* **TASK DESCRIPTION**
Please list each line of the records below that contains the string "legend", copying the lines in full. Case matters, so count only matches with the same capitalization.

* **INPUT ROWS**

◆ ◆ ◆ ◆

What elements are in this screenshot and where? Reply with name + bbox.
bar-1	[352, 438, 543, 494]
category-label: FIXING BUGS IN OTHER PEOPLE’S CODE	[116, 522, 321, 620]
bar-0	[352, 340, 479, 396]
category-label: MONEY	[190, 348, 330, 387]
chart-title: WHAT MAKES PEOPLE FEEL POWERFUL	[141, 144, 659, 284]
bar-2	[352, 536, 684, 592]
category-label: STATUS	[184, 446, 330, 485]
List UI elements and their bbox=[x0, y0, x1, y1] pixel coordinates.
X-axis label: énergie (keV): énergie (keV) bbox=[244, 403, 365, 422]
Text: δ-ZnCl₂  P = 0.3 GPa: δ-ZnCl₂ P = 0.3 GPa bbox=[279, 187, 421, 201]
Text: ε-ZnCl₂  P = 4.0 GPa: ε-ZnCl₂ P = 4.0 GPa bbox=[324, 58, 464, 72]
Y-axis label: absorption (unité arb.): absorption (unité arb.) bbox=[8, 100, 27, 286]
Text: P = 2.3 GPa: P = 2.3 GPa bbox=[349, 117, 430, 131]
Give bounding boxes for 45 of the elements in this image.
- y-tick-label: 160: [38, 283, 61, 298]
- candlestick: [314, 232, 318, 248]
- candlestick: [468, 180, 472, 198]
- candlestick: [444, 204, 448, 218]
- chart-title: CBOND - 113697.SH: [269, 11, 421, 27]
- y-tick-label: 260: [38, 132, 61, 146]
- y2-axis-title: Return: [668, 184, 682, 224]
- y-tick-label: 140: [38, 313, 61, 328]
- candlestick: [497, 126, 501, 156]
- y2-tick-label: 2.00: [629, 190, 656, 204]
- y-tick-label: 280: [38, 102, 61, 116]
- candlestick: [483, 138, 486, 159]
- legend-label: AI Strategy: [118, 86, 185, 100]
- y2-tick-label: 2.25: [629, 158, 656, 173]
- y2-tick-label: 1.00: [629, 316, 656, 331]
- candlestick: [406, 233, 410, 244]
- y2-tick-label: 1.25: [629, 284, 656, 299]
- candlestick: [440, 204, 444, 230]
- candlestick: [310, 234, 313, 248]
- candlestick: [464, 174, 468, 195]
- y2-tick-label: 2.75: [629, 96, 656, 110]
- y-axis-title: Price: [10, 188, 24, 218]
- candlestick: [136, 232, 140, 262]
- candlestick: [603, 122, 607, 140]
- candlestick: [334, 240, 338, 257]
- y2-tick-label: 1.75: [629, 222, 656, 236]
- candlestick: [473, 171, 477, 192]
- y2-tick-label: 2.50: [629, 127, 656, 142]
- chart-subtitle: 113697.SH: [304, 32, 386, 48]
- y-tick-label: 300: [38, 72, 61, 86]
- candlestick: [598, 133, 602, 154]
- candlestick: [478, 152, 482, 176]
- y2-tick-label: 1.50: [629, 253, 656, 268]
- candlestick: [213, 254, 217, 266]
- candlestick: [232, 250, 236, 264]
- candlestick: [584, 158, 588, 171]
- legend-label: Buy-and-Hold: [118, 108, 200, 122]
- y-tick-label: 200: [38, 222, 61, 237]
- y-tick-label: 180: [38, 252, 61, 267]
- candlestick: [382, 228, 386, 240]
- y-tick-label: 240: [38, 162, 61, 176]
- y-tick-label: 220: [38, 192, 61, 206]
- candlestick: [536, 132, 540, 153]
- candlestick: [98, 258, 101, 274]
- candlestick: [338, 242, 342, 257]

◆ ◆ ◆ ◆

* **EXERCISE ANSWER**
- legend-label: AI Strategy: [118, 86, 185, 100]
- legend-label: Buy-and-Hold: [118, 108, 200, 122]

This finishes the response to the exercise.